• **PROBLEM DETAILS**
Report all lines holding "如租赁用途为居住的".

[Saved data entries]
····················

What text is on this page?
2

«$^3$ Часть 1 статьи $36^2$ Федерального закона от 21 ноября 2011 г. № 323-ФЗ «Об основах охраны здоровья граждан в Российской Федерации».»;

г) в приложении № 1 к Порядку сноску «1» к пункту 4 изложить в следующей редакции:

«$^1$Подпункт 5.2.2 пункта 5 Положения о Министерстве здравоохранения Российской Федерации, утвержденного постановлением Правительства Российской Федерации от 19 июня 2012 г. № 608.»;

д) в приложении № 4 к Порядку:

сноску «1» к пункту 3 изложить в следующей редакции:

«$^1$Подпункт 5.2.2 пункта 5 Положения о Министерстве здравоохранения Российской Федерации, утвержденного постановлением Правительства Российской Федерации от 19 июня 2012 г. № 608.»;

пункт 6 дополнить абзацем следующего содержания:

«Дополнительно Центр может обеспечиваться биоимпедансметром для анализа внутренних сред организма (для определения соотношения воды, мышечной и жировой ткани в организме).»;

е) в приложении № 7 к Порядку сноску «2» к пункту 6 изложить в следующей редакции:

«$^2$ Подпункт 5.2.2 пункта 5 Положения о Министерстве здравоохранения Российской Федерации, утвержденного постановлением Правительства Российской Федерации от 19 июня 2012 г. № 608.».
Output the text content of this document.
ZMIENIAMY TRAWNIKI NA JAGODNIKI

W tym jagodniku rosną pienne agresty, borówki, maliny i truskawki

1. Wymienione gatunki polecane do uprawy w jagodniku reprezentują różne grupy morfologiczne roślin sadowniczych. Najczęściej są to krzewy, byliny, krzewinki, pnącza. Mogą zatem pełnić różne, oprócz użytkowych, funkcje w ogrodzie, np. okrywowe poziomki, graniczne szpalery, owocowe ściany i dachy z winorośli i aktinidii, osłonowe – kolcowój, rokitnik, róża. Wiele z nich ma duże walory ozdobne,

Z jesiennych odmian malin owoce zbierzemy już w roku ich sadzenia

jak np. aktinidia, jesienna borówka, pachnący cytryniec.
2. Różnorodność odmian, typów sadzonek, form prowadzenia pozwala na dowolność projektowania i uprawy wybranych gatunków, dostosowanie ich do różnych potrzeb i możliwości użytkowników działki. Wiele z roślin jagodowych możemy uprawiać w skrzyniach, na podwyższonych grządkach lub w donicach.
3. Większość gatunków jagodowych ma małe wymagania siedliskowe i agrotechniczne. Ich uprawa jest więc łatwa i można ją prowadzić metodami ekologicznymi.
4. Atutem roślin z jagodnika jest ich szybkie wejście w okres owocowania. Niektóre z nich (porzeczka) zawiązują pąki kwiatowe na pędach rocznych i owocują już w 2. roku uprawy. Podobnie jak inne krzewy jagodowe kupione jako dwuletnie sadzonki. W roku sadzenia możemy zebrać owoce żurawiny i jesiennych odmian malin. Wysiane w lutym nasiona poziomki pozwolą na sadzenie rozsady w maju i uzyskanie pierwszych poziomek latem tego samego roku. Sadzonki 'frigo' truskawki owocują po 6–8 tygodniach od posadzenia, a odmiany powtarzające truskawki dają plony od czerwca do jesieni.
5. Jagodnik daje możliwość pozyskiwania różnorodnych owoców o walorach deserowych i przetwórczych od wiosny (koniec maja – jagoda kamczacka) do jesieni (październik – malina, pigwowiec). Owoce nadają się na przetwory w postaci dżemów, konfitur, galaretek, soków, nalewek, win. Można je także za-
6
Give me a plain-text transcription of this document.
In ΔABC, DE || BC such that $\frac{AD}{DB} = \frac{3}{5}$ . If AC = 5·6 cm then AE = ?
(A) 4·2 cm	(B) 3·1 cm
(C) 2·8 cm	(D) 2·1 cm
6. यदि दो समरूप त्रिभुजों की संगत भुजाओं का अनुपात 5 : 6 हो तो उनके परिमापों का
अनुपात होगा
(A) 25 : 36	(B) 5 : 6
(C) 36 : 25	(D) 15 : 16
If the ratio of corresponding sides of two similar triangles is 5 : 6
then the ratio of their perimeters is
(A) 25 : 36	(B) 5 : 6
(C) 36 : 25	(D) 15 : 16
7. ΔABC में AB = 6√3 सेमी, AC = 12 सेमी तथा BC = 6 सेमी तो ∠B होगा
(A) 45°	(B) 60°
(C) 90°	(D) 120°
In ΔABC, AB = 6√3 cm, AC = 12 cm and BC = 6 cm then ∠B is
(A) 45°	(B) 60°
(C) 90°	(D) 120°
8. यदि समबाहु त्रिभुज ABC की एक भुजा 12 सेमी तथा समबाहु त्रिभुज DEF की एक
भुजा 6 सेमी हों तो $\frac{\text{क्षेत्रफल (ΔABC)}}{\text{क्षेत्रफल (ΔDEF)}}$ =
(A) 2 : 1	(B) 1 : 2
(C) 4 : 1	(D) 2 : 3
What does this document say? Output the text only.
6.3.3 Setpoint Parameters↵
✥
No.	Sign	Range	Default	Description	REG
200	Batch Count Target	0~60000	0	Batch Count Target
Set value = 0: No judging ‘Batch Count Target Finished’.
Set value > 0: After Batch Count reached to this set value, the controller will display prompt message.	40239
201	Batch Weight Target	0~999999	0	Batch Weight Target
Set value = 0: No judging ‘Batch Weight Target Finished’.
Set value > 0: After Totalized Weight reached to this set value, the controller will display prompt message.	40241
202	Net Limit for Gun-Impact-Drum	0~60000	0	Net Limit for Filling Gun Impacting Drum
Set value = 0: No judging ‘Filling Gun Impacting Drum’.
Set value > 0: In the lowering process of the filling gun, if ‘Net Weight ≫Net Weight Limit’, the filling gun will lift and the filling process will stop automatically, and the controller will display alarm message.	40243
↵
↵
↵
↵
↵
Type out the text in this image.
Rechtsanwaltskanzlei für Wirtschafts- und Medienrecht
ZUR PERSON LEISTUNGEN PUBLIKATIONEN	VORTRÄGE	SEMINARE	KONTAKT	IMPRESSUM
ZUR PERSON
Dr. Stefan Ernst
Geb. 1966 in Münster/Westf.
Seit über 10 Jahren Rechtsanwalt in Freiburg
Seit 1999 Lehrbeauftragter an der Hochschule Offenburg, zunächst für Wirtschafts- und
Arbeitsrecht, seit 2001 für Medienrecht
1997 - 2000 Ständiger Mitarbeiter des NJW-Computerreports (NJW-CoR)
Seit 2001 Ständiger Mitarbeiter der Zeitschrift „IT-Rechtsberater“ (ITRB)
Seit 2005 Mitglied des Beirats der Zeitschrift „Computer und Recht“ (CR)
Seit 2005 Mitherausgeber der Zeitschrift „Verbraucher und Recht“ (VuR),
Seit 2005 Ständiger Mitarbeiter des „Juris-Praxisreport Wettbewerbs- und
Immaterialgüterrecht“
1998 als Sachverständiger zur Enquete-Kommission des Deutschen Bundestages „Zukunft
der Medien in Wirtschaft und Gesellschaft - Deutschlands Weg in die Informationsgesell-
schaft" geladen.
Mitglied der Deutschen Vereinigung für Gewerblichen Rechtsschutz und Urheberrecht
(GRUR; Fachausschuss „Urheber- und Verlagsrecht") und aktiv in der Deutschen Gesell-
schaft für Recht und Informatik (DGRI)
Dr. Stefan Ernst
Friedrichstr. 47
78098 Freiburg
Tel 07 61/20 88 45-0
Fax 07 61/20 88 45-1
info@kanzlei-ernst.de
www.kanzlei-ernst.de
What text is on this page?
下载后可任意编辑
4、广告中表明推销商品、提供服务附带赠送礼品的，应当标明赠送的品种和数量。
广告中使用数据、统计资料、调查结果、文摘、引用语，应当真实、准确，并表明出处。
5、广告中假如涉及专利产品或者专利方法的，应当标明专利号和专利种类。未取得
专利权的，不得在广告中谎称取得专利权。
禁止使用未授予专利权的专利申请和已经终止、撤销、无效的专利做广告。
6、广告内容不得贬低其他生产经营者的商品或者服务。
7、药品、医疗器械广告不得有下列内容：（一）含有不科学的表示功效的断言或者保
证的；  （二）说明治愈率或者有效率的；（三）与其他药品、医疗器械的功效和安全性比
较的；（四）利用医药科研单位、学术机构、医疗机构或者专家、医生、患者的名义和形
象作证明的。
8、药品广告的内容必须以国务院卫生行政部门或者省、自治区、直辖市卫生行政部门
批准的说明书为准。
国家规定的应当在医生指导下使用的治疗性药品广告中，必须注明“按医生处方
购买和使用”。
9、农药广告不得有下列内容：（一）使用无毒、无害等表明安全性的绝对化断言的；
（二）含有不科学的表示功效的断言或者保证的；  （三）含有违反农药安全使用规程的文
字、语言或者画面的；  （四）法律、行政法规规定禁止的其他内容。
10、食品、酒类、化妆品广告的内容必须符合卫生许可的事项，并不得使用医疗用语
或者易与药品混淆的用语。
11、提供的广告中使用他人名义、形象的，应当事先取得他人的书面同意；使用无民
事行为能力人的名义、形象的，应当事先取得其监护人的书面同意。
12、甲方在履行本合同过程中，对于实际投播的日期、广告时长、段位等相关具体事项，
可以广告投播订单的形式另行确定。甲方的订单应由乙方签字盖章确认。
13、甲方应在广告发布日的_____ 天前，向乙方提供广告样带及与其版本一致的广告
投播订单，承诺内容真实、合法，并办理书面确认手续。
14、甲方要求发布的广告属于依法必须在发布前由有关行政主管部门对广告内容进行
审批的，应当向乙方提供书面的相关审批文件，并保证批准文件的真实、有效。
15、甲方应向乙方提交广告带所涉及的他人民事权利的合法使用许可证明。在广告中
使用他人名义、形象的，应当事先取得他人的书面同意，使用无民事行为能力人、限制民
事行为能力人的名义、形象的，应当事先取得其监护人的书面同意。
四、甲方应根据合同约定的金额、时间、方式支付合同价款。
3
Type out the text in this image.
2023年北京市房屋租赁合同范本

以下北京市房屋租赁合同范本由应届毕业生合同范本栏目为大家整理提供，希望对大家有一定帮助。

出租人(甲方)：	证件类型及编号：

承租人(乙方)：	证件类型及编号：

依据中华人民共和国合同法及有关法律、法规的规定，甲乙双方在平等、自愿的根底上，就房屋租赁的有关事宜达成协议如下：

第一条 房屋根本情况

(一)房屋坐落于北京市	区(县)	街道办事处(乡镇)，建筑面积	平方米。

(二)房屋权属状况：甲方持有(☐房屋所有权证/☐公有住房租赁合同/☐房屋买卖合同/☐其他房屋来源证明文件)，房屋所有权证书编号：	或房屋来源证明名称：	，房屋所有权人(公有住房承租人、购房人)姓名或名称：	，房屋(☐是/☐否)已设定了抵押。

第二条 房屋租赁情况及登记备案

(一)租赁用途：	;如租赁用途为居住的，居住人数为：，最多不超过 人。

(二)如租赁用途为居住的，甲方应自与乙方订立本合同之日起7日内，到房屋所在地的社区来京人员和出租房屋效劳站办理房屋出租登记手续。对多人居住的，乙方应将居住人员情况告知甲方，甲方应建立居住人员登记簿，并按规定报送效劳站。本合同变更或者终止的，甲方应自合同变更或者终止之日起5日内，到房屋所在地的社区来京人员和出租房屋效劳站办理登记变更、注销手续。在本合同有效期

····················

• **RESPONSE TO THE EXERCISE**
(一)租赁用途：	;如租赁用途为居住的，居住人数为：，最多不超过 人。
(二)如租赁用途为居住的，甲方应自与乙方订立本合同之日起7日内，到房屋所在地的社区来京人员和出租房屋效劳站办理房屋出租登记手续。对多人居住的，乙方应将居住人员情况告知甲方，甲方应建立居住人员登记簿，并按规定报送效劳站。本合同变更或者终止的，甲方应自合同变更或者终止之日起5日内，到房屋所在地的社区来京人员和出租房屋效劳站办理登记变更、注销手续。在本合同有效期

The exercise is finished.